AIM> Note how many lines include the word "المقابل", and give that number by itself.

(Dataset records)
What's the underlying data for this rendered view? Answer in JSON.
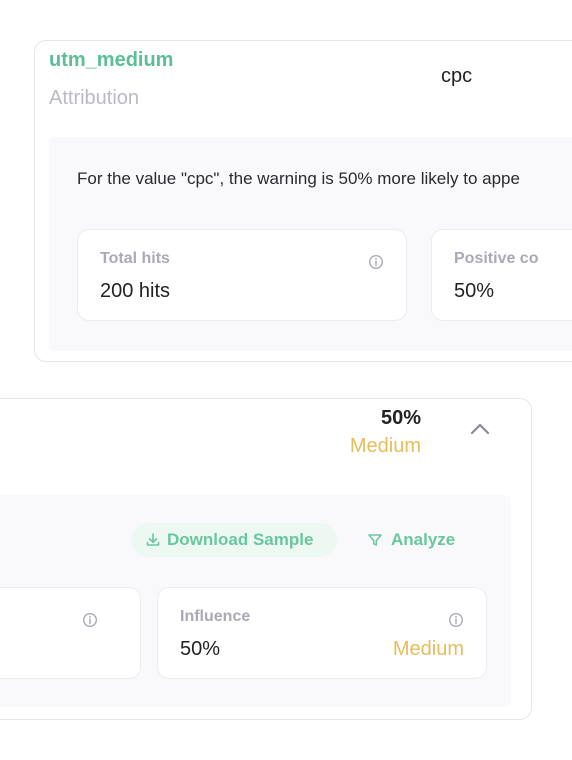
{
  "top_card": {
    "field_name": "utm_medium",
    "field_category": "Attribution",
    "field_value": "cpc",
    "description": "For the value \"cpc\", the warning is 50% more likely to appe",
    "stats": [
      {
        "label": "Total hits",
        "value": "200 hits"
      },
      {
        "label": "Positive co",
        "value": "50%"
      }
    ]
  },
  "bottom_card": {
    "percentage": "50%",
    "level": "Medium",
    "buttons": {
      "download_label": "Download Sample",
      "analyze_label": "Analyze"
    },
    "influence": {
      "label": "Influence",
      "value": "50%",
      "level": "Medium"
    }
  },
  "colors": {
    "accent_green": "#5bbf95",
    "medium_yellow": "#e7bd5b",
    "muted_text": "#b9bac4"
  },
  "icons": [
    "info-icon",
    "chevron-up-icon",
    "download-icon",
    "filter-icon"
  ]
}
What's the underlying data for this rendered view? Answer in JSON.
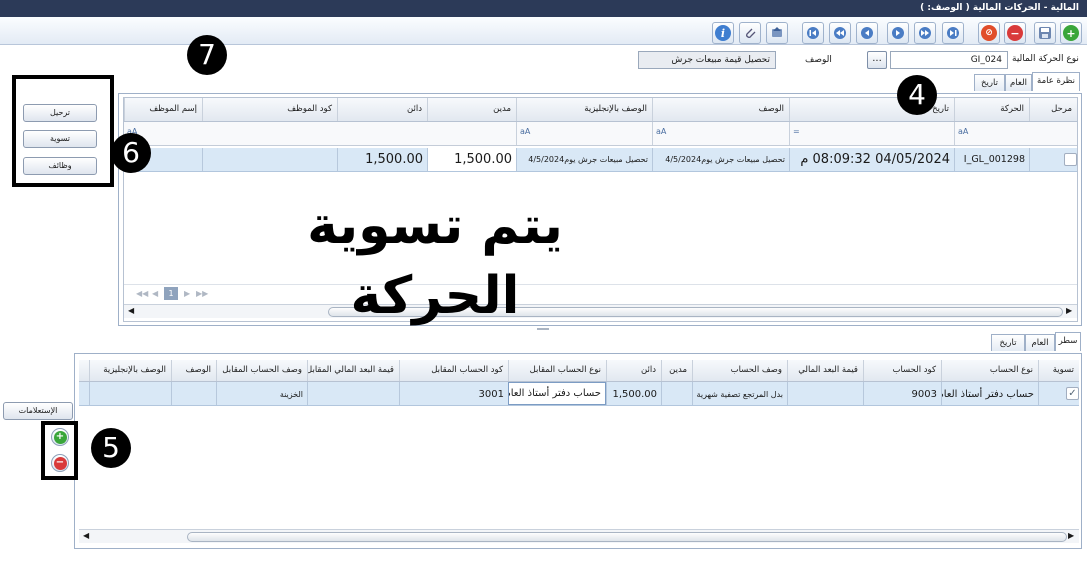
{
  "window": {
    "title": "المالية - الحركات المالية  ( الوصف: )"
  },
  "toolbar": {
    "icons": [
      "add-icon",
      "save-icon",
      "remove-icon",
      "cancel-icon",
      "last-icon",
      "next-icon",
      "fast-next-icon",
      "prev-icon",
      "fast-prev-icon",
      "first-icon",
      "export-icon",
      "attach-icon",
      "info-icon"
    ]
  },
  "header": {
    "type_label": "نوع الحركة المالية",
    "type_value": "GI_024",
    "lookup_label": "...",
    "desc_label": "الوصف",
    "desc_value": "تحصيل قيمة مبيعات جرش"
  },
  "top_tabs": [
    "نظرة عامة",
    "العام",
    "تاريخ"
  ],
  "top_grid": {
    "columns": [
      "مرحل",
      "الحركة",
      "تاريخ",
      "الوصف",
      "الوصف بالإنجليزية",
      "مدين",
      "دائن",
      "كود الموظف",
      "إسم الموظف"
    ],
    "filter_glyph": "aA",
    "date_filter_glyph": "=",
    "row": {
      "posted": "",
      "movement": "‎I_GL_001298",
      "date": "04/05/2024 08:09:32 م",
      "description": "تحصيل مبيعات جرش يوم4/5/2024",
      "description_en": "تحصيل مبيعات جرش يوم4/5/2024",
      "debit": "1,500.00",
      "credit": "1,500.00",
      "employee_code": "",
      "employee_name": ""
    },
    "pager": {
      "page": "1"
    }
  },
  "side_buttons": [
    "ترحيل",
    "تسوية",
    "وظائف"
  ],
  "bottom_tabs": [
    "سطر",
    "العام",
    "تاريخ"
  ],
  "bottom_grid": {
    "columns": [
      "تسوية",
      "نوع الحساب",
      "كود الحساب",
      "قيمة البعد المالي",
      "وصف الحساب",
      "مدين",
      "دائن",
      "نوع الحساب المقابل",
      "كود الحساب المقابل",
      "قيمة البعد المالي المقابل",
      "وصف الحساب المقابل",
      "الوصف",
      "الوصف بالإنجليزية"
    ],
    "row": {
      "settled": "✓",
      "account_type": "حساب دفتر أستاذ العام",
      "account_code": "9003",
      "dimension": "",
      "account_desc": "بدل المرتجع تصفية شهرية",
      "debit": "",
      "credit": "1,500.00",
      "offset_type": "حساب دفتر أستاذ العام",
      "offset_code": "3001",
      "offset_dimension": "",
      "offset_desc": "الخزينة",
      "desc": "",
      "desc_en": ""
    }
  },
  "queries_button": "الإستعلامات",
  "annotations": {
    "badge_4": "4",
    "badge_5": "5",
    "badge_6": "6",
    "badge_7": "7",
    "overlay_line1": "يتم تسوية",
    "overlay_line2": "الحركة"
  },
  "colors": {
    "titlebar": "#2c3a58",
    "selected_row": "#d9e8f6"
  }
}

RESULT FOR THIS EXERCISE> 4